Objective -
Present the stretch of the listing from the line containing "- q12-option-b-radicand: 34: [257, 511, 275, 526]" through the line containing "- q16-line-cb: [110, 711, 241, 773]" as a Markdown table with the columns Row and Entry. Number each line in Row, put the line itself in Entry, and leave out any blank lines.

Records for the task -
┄┄┄┄┄┄┄┄┄┄

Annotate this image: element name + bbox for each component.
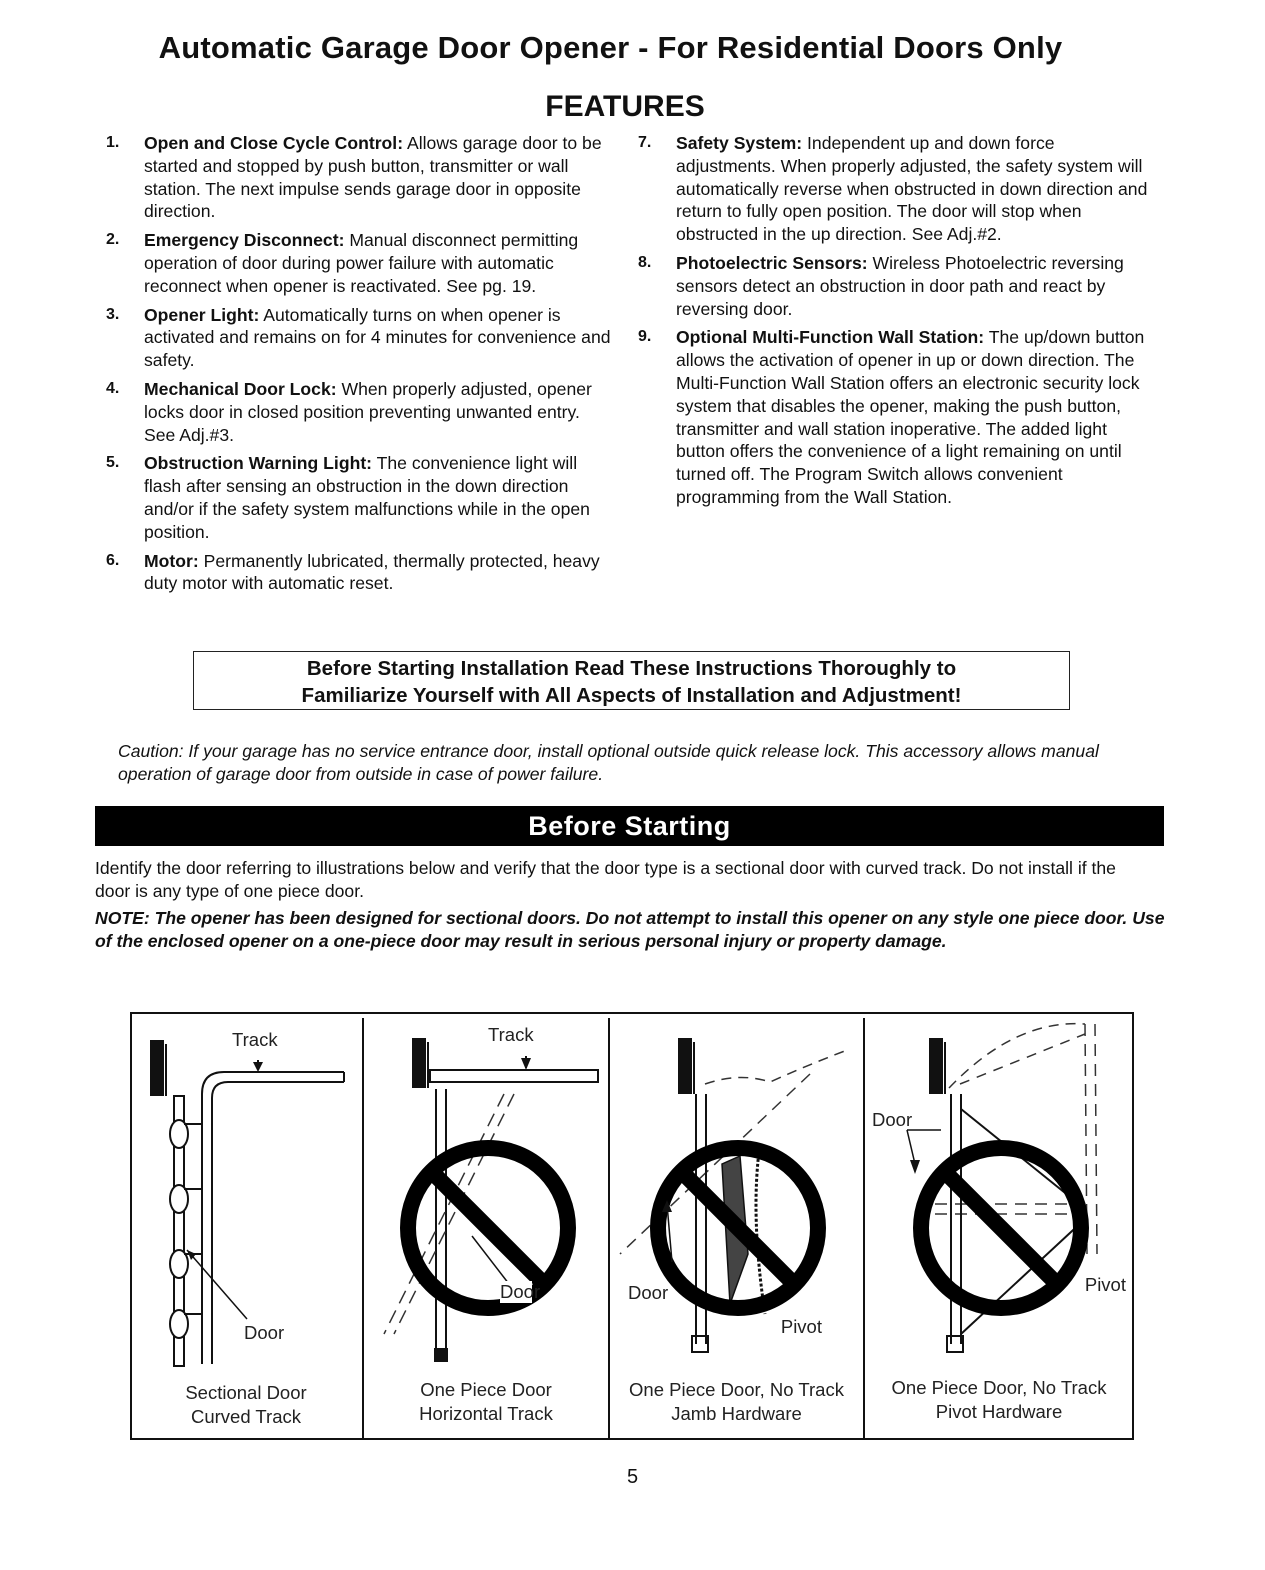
feature-text: Independent up and down force adjustments. When properly adjusted, the safety system will automatically reverse when obstructed in down direction and return to fully open position. The door will stop when obstructed in the up direction. See Adj.#2. [676, 133, 1148, 245]
feature-heading: Opener Light: [144, 304, 260, 325]
feature-item [638, 252, 1148, 320]
one-piece-door-jamb-hardware-illustration [610, 1014, 863, 1374]
panel-caption [867, 1376, 1131, 1424]
before-starting-banner: Before Starting [95, 806, 1164, 846]
feature-item [638, 132, 1148, 246]
note-warning-text: NOTE: The opener has been designed for sectional doors. Do not attempt to install this opener on any style one piece door. Use of the enclosed opener on a one-piece door may result in serious personal injury or property damage. [95, 908, 1165, 951]
sectional-door-curved-track-illustration [132, 1014, 362, 1374]
feature-item [106, 229, 616, 297]
pivot-label: Pivot [780, 1316, 822, 1337]
feature-number: 1. [106, 134, 120, 151]
feature-item [106, 550, 616, 596]
feature-text: When properly adjusted, opener locks door in closed position preventing unwanted entry. See Adj.#3. [144, 378, 592, 445]
feature-text: The convenience light will flash after sensing an obstruction in the down direction and/or if the safety system malfunctions while in the open position. [144, 453, 590, 542]
feature-heading: Mechanical Door Lock: [144, 378, 337, 399]
door-label: Door [244, 1322, 285, 1343]
one-piece-door-horizontal-track-illustration [364, 1014, 608, 1374]
feature-text: Wireless Photoelectric reversing sensors detect an obstruction in door path and react by reversing door. [676, 252, 1124, 319]
identify-text: Identify the door referring to illustrations below and verify that the door type is a sectional door with curved track. Do not install if the door is any type of one piece door. [95, 858, 1116, 901]
feature-heading: Open and Close Cycle Control: [144, 133, 404, 153]
feature-number: 5. [106, 454, 120, 472]
feature-text: The up/down button allows the activation of opener in up or down direction. The Multi-Function Wall Station offers an electronic security lock system that disables the opener, making the push button, transmitter and wall station inoperative. The added light button offers the convenience of a light remaining on until turned off. The Program Switch allows convenient programming from the Wall Station. [676, 327, 1145, 507]
feature-number: 9. [638, 328, 652, 346]
features-heading: FEATURES [545, 90, 705, 123]
feature-heading: Photoelectric Sensors: [676, 252, 868, 273]
notice-line-2: Familiarize Yourself with All Aspects of Installation and Adjustment! [301, 684, 962, 707]
feature-text: Allows garage door to be started and stopped by push button, transmitter or wall station. The next impulse sends garage door in opposite direction. [144, 133, 602, 222]
panel-caption [612, 1378, 861, 1426]
feature-number: 7. [638, 134, 652, 151]
door-label: Door [872, 1109, 913, 1130]
caption-line-1: One Piece Door, No Track [891, 1377, 1107, 1398]
feature-item [638, 326, 1148, 508]
feature-number: 4. [106, 379, 120, 397]
feature-heading: Safety System: [676, 133, 803, 153]
one-piece-door-pivot-hardware-illustration [865, 1014, 1133, 1374]
feature-text: Manual disconnect permitting operation of door during power failure with automatic reconnect when opener is reactivated. See pg. 19. [144, 230, 579, 296]
feature-item [106, 304, 616, 372]
feature-heading: Obstruction Warning Light: [144, 453, 373, 474]
pivot-label: Pivot [1082, 1274, 1126, 1296]
panel-caption [366, 1378, 606, 1426]
caption-line-2: Jamb Hardware [671, 1403, 802, 1424]
feature-text: Permanently lubricated, thermally protected, heavy duty motor with automatic reset. [144, 550, 600, 594]
feature-heading: Emergency Disconnect: [144, 230, 345, 251]
caption-line-2: Pivot Hardware [935, 1401, 1063, 1422]
caption-line-2: Curved Track [190, 1406, 301, 1427]
notice-line-1: Before Starting Installation Read These Instructions Thoroughly to [306, 657, 957, 680]
page-title: Automatic Garage Door Opener - For Residential Doors Only [158, 30, 1063, 65]
page-number: 5 [626, 1466, 639, 1488]
notice-underline [193, 709, 1070, 710]
caution-text: Caution: If your garage has no service entrance door, install optional outside quick release lock. This accessory allows manual operation of garage door from outside in case of power failure. [118, 741, 1099, 784]
feature-number: 3. [106, 305, 120, 323]
feature-item [106, 452, 616, 543]
caption-line-1: One Piece Door, No Track [629, 1379, 844, 1400]
door-label: Door [500, 1281, 541, 1302]
caption-line-1: One Piece Door [420, 1379, 552, 1400]
feature-item [106, 378, 616, 446]
track-label: Track [488, 1024, 534, 1045]
feature-heading: Optional Multi-Function Wall Station: [676, 327, 985, 348]
feature-number: 6. [106, 551, 120, 569]
feature-number: 8. [638, 253, 652, 271]
features-left-column [106, 132, 616, 601]
panel-caption [140, 1381, 352, 1429]
feature-heading: Motor: [144, 550, 199, 571]
feature-text: Automatically turns on when opener is activated and remains on for 4 minutes for convenience and safety. [144, 304, 611, 371]
caption-line-2: Horizontal Track [419, 1403, 553, 1424]
track-label: Track [232, 1029, 278, 1050]
door-label: Door [628, 1282, 669, 1303]
feature-item [106, 132, 616, 223]
installation-notice-box [193, 651, 1070, 710]
feature-number: 2. [106, 231, 120, 249]
features-right-column [638, 132, 1148, 515]
caption-line-1: Sectional Door [185, 1382, 307, 1403]
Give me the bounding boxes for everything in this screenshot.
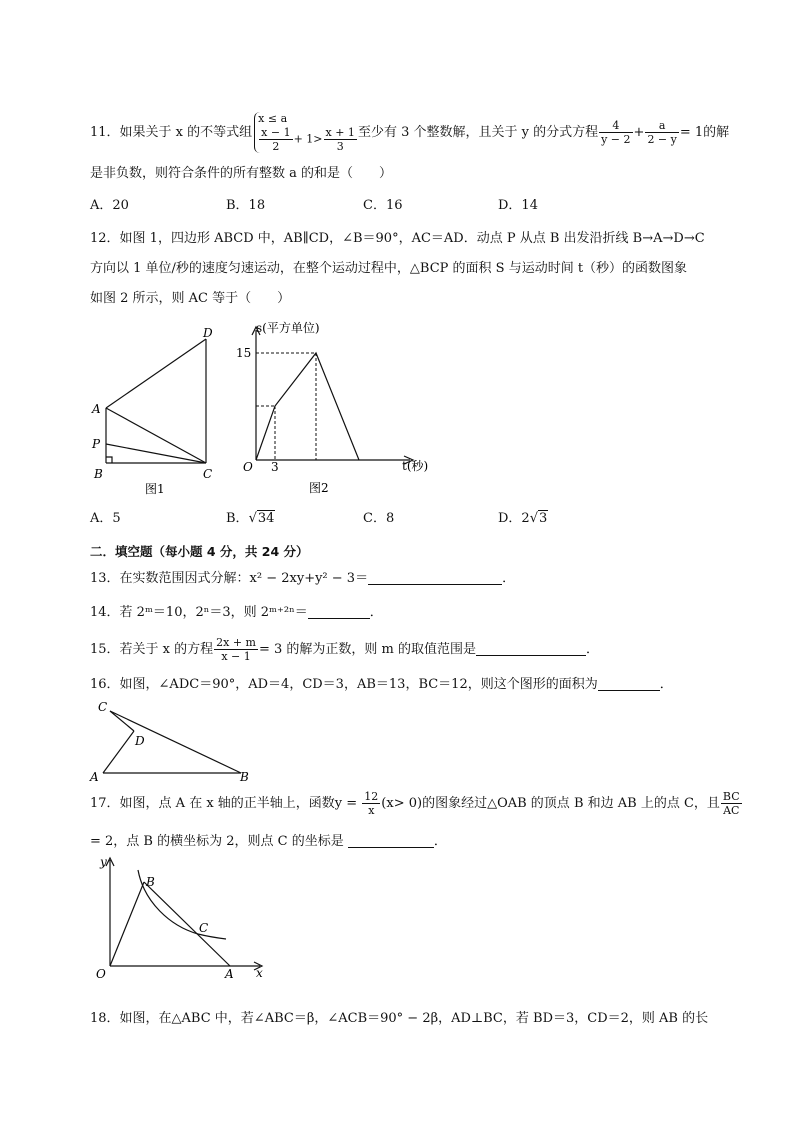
- q12-option-b-radicand: 34: [257, 511, 275, 526]
- q17-line-ob: [110, 882, 144, 966]
- q14-end: ．: [369, 605, 383, 620]
- q15-end: ．: [586, 642, 600, 657]
- q17-func-cond: (x> 0): [381, 796, 423, 811]
- q11-ineq2-num: x − 1: [261, 126, 291, 139]
- q16-line-cb: [110, 711, 241, 773]
- fig2-xtick-3: 3: [271, 460, 279, 474]
- q11-number: 11．: [90, 125, 120, 140]
- q15-frac: [214, 636, 258, 663]
- q17-ratio-den: AC: [723, 804, 740, 817]
- q16-figure: [88, 695, 260, 785]
- fig2-origin: O: [243, 460, 253, 474]
- q16-label-c: C: [98, 700, 108, 714]
- q17-func-den: x: [368, 804, 375, 817]
- q16-label-a: A: [90, 770, 99, 784]
- section-fill-blank-heading: 二．填空题（每小题 4 分，共 24 分）: [90, 544, 309, 559]
- q17-line1: [90, 789, 743, 819]
- q14-text: 14．若 2ᵐ＝10，2ⁿ＝3，则 2ᵐ⁺²ⁿ＝: [90, 605, 308, 620]
- q16-label-b: B: [240, 770, 249, 784]
- q15-frac-num: 2x + m: [216, 636, 256, 649]
- q11-option-a: A．20: [90, 198, 129, 213]
- q11-frac1-num: 4: [599, 119, 632, 133]
- q12-option-d: D．2√3: [498, 511, 548, 526]
- q16-text: 16．如图，∠ADC＝90°，AD＝4，CD＝3，AB＝13，BC＝12，则这个图形的面积为: [90, 677, 598, 692]
- q17-line-ba: [144, 882, 230, 966]
- q12-option-c: C．8: [363, 511, 395, 526]
- q11-ineq2-frac: [259, 126, 292, 153]
- fig1-caption: 图1: [145, 482, 165, 496]
- q15-post: = 3 的解为正数，则 m 的取值范围是: [258, 642, 477, 657]
- q12-line1: 12．如图 1，四边形 ABCD 中，AB∥CD，∠B＝90°，AC＝AD．动点 P 从点 B 出发沿折线 B→A→D→C: [90, 231, 705, 246]
- q17-figure: [88, 850, 273, 985]
- fig1-label-d: D: [203, 326, 213, 340]
- q11-ineq2-rnum: x + 1: [325, 126, 355, 139]
- q11-eq: = 1的解: [679, 125, 730, 140]
- fig1-label-c: C: [203, 467, 213, 481]
- fig1-line-ad: [106, 339, 206, 408]
- q17-func-frac: [362, 790, 380, 817]
- q12-option-b-prefix: B．: [226, 511, 249, 526]
- q15-prefix: 15．若关于 x 的方程: [90, 642, 214, 657]
- q12-option-d-prefix: D．2: [498, 511, 530, 526]
- q13-line: [90, 570, 515, 588]
- q11-option-b: B．18: [226, 198, 266, 213]
- q11-frac1: [599, 119, 632, 146]
- q17-ratio-num: BC: [722, 790, 740, 803]
- q17-label-a: A: [225, 967, 234, 981]
- q18-line: 18．如图，在△ABC 中，若∠ABC＝β，∠ACB＝90° − 2β，AD⊥BC，若 BD＝3，CD＝2，则 AB 的长: [90, 1011, 709, 1026]
- q17-answer-blank: [348, 833, 434, 848]
- q12-line3: 如图 2 所示，则 AC 等于（ ）: [90, 291, 291, 306]
- q11-frac2: [645, 119, 678, 146]
- q17-end: ．: [433, 834, 447, 849]
- q17-label-b: B: [146, 875, 155, 889]
- q12-figure1: [85, 325, 225, 500]
- q16-answer-blank: [598, 676, 660, 691]
- q16-end: ．: [659, 677, 673, 692]
- q11-frac2-den: 2 − y: [647, 133, 677, 146]
- q17-label-y: y: [100, 855, 107, 869]
- q15-answer-blank: [476, 641, 586, 656]
- q16-line-ad: [103, 731, 134, 773]
- q11-ineq2-den: 2: [272, 140, 280, 153]
- q17-label-x: x: [256, 966, 263, 980]
- q17-line2: [90, 833, 447, 851]
- q13-answer-blank: [368, 570, 502, 585]
- q11-line1: [90, 112, 729, 153]
- q11-frac1-den: y − 2: [601, 133, 631, 146]
- q16-line: [90, 676, 673, 694]
- q11-mid: 至少有 3 个整数解，且关于 y 的分式方程: [357, 125, 599, 140]
- q11-prefix: 如果关于 x 的不等式组: [119, 125, 253, 140]
- q11-option-c: C．16: [363, 198, 403, 213]
- q12-option-a: A．5: [90, 511, 121, 526]
- q11-option-d: D．14: [498, 198, 538, 213]
- q11-ineq2: [258, 126, 358, 153]
- q11-ineq2-rfrac: [324, 126, 357, 153]
- fig1-right-angle: [106, 457, 112, 463]
- q11-ineq2-mid: + 1>: [293, 132, 323, 146]
- q11-ineq1: x ≤ a: [258, 112, 288, 125]
- fig2-xlabel: t(秒): [402, 459, 429, 473]
- q11-plus: +: [633, 125, 645, 140]
- fig2-ylabel: s(平方单位): [256, 321, 320, 335]
- q12-option-d-radicand: 3: [539, 511, 548, 526]
- q14-line: [90, 604, 383, 622]
- q11-line2: 是非负数，则符合条件的所有整数 a 的和是（ ）: [90, 166, 393, 181]
- q14-answer-blank: [308, 604, 370, 619]
- q17-func-num: 12: [364, 790, 379, 803]
- fig1-line-ac: [106, 408, 206, 463]
- q17-ratio-frac: [721, 790, 742, 817]
- q11-frac2-num: a: [645, 119, 678, 133]
- q12-line2: 方向以 1 单位/秒的速度匀速运动，在整个运动过程中，△BCP 的面积 S 与运动时间 t（秒）的函数图象: [90, 261, 688, 276]
- fig1-line-pc: [106, 444, 206, 463]
- q11-inequality-system: [254, 112, 358, 153]
- fig2-caption: 图2: [309, 481, 329, 495]
- q17-prefix: 17．如图，点 A 在 x 轴的正半轴上，函数y =: [90, 796, 362, 811]
- q13-end: ．: [502, 571, 516, 586]
- q15-line: [90, 636, 599, 663]
- fig1-label-b: B: [94, 467, 103, 481]
- q12-figure2: [232, 318, 437, 500]
- q11-ineq2-rden: 3: [336, 140, 344, 153]
- fig2-ytick-15: 15: [236, 346, 252, 360]
- q12-option-b: B．√34: [226, 511, 275, 526]
- q17-mid: 的图象经过△OAB 的顶点 B 和边 AB 上的点 C，且: [422, 796, 720, 811]
- q16-label-d: D: [135, 734, 145, 748]
- q13-text: 13．在实数范围因式分解：x² − 2xy+y² − 3＝: [90, 571, 369, 586]
- q17-label-o: O: [96, 967, 106, 981]
- q15-frac-den: x − 1: [221, 650, 251, 663]
- q17-label-c: C: [199, 921, 209, 935]
- fig1-label-p: P: [92, 437, 101, 451]
- fig1-label-a: A: [92, 402, 101, 416]
- q17-line2-text: = 2，点 B 的横坐标为 2，则点 C 的坐标是: [90, 834, 348, 849]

┄┄┄┄┄┄┄┄┄┄

Task response -
| Row | Entry |
|---|---|
| 1 | - q12-option-b-radicand: 34: [257, 511, 275, 526] |
| 2 | - q17-line-ob: [110, 882, 144, 966] |
| 3 | - q14-end: ．: [369, 605, 383, 620] |
| 4 | - q15-end: ．: [586, 642, 600, 657] |
| 5 | - q17-func-cond: (x> 0): [381, 796, 423, 811] |
| 6 | - q11-ineq2-num: x − 1: [261, 126, 291, 139] |
| 7 | - q16-line-cb: [110, 711, 241, 773] |